[Opening Given entries section]
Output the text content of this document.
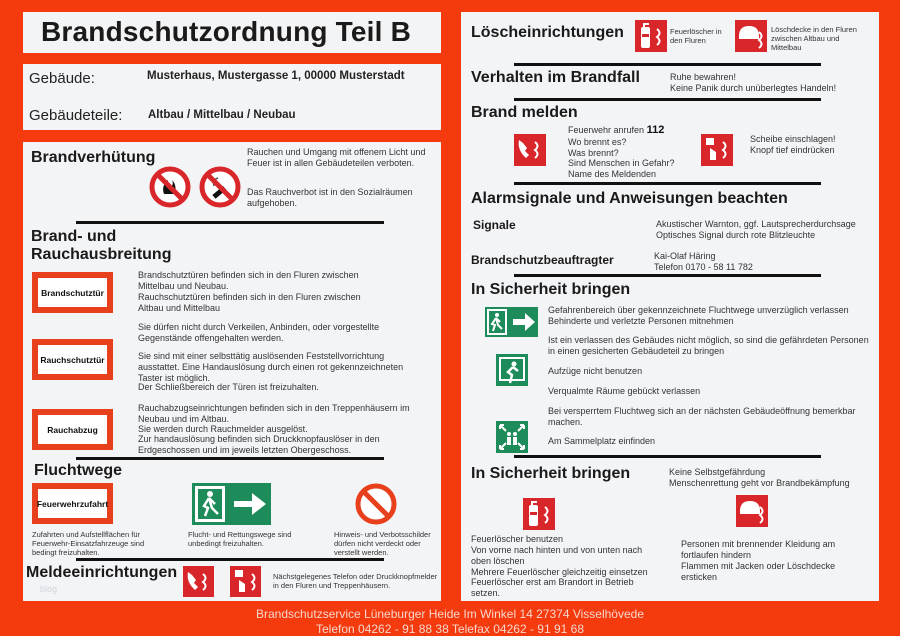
Brandschutzordnung Teil B
Gebäude:	Musterhaus, Mustergasse 1, 00000 Musterstadt
Gebäudeteile: Altbau / Mittelbau / Neubau
Brandverhütung	Rauchen und Umgang mit offenem Licht und Feuer ist in allen Gebäudeteilen verboten.
Das Rauchverbot ist in den Sozialräumen aufgehoben.
Brand- und
Rauchausbreitung
Brandschutztür
Rauchschutztür
Rauchabzug
Brandschutztüren befinden sich in den Fluren zwischen Mittelbau und Neubau.
Rauchschutztüren befinden sich in den Fluren zwischen Altbau und Mittelbau
Sie dürfen nicht durch Verkeilen, Anbinden, oder vorgestellte Gegenstände offengehalten werden.
Sie sind mit einer selbsttätig auslösenden Feststellvorrichtung ausstattet. Eine Handauslösung durch einen rot gekennzeichneten Taster ist möglich.
Der Schließbereich der Türen ist freizuhalten.
Rauchabzugseinrichtungen befinden sich in den Treppenhäusern im Neubau und im Altbau.
Sie werden durch Rauchmelder ausgelöst.
Zur handauslösung befinden sich Druckknopfauslöser in den Erdgeschossen und im jeweils letzten Obergeschoss.
Fluchtwege
Feuerwehrzufahrt
Zufahrten und Aufstellflächen für Feuerwehr-Einsatzfahrzeuge sind bedingt freizuhalten.
Flucht- und Rettungswege sind unbedingt freizuhalten.
Hinweis- und Verbotsschilder dürfen nicht verdeckt oder verstellt werden.
Meldeeinrichtungen
blog
Nächstgelegenes Telefon oder Druckknopfmelder in den Fluren und Treppenhäusern.
Löscheinrichtungen	Feuerlöscher in den Fluren
Löschdecke in den Fluren zwischen Altbau und Mittelbau
Verhalten im Brandfall	Ruhe bewahren!
Keine Panik durch unüberlegtes Handeln!
Brand melden
Feuerwehr anrufen 112
Wo brennt es?
Was brennt?
Sind Menschen in Gefahr?
Name des Meldenden
Scheibe einschlagen!
Knopf tief eindrücken
Alarmsignale und Anweisungen beachten
Signale	Akustischer Warnton, ggf. Lautsprecherdurchsage
Optisches Signal durch rote Blitzleuchte
Brandschutzbeauftragter	Kai-Olaf Häring
Telefon 0170 - 58 11 782
In Sicherheit bringen
Gefahrenbereich über gekennzeichnete Fluchtwege unverzüglich verlassen
Behinderte und verletzte Personen mitnehmen
Ist ein verlassen des Gebäudes nicht möglich, so sind die gefährdeten Personen in einen gesicherten Gebäudeteil zu bringen
Aufzüge nicht benutzen
Verqualmte Räume gebückt verlassen
Bei versperrtem Fluchtweg sich an der nächsten Gebäudeöffnung bemerkbar machen.
Am Sammelplatz einfinden
In Sicherheit bringen	Keine Selbstgefährdung
Menschenrettung geht vor Brandbekämpfung
Feuerlöscher benutzen
Von vorne nach hinten und von unten nach oben löschen
Mehrere Feuerlöscher gleichzeitig einsetzen
Feuerlöscher erst am Brandort in Betrieb setzen.
Personen mit brennender Kleidung am fortlaufen hindern
Flammen mit Jacken oder Löschdecke ersticken
Brandschutzservice Lüneburger Heide Im Winkel 14 27374 Visselhövede
Telefon 04262 - 91 88 38 Telefax 04262 - 91 91 68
[Closing Given entries section]
Exercise prompt> Type out the data above again exactly as written, minus the images.

Output of the exercise>
Output the text content of this document.
Brandschutzordnung Teil B
Gebäude:	Musterhaus, Mustergasse 1, 00000 Musterstadt
Gebäudeteile: Altbau / Mittelbau / Neubau
Brandverhütung	Rauchen und Umgang mit offenem Licht und Feuer ist in allen Gebäudeteilen verboten.
Das Rauchverbot ist in den Sozialräumen aufgehoben.
Brand- und
Rauchausbreitung
Brandschutztür
Rauchschutztür
Rauchabzug
Brandschutztüren befinden sich in den Fluren zwischen Mittelbau und Neubau.
Rauchschutztüren befinden sich in den Fluren zwischen Altbau und Mittelbau
Sie dürfen nicht durch Verkeilen, Anbinden, oder vorgestellte Gegenstände offengehalten werden.
Sie sind mit einer selbsttätig auslösenden Feststellvorrichtung ausstattet. Eine Handauslösung durch einen rot gekennzeichneten Taster ist möglich.
Der Schließbereich der Türen ist freizuhalten.
Rauchabzugseinrichtungen befinden sich in den Treppenhäusern im Neubau und im Altbau.
Sie werden durch Rauchmelder ausgelöst.
Zur handauslösung befinden sich Druckknopfauslöser in den Erdgeschossen und im jeweils letzten Obergeschoss.
Fluchtwege
Feuerwehrzufahrt
Zufahrten und Aufstellflächen für Feuerwehr-Einsatzfahrzeuge sind bedingt freizuhalten.
Flucht- und Rettungswege sind unbedingt freizuhalten.
Hinweis- und Verbotsschilder dürfen nicht verdeckt oder verstellt werden.
Meldeeinrichtungen
blog
Nächstgelegenes Telefon oder Druckknopfmelder in den Fluren und Treppenhäusern.
Löscheinrichtungen	Feuerlöscher in den Fluren
Löschdecke in den Fluren zwischen Altbau und Mittelbau
Verhalten im Brandfall	Ruhe bewahren!
Keine Panik durch unüberlegtes Handeln!
Brand melden
Feuerwehr anrufen 112
Wo brennt es?
Was brennt?
Sind Menschen in Gefahr?
Name des Meldenden
Scheibe einschlagen!
Knopf tief eindrücken
Alarmsignale und Anweisungen beachten
Signale	Akustischer Warnton, ggf. Lautsprecherdurchsage
Optisches Signal durch rote Blitzleuchte
Brandschutzbeauftragter	Kai-Olaf Häring
Telefon 0170 - 58 11 782
In Sicherheit bringen
Gefahrenbereich über gekennzeichnete Fluchtwege unverzüglich verlassen
Behinderte und verletzte Personen mitnehmen
Ist ein verlassen des Gebäudes nicht möglich, so sind die gefährdeten Personen in einen gesicherten Gebäudeteil zu bringen
Aufzüge nicht benutzen
Verqualmte Räume gebückt verlassen
Bei versperrtem Fluchtweg sich an der nächsten Gebäudeöffnung bemerkbar machen.
Am Sammelplatz einfinden
In Sicherheit bringen	Keine Selbstgefährdung
Menschenrettung geht vor Brandbekämpfung
Feuerlöscher benutzen
Von vorne nach hinten und von unten nach oben löschen
Mehrere Feuerlöscher gleichzeitig einsetzen
Feuerlöscher erst am Brandort in Betrieb setzen.
Personen mit brennender Kleidung am fortlaufen hindern
Flammen mit Jacken oder Löschdecke ersticken
Brandschutzservice Lüneburger Heide Im Winkel 14 27374 Visselhövede
Telefon 04262 - 91 88 38 Telefax 04262 - 91 91 68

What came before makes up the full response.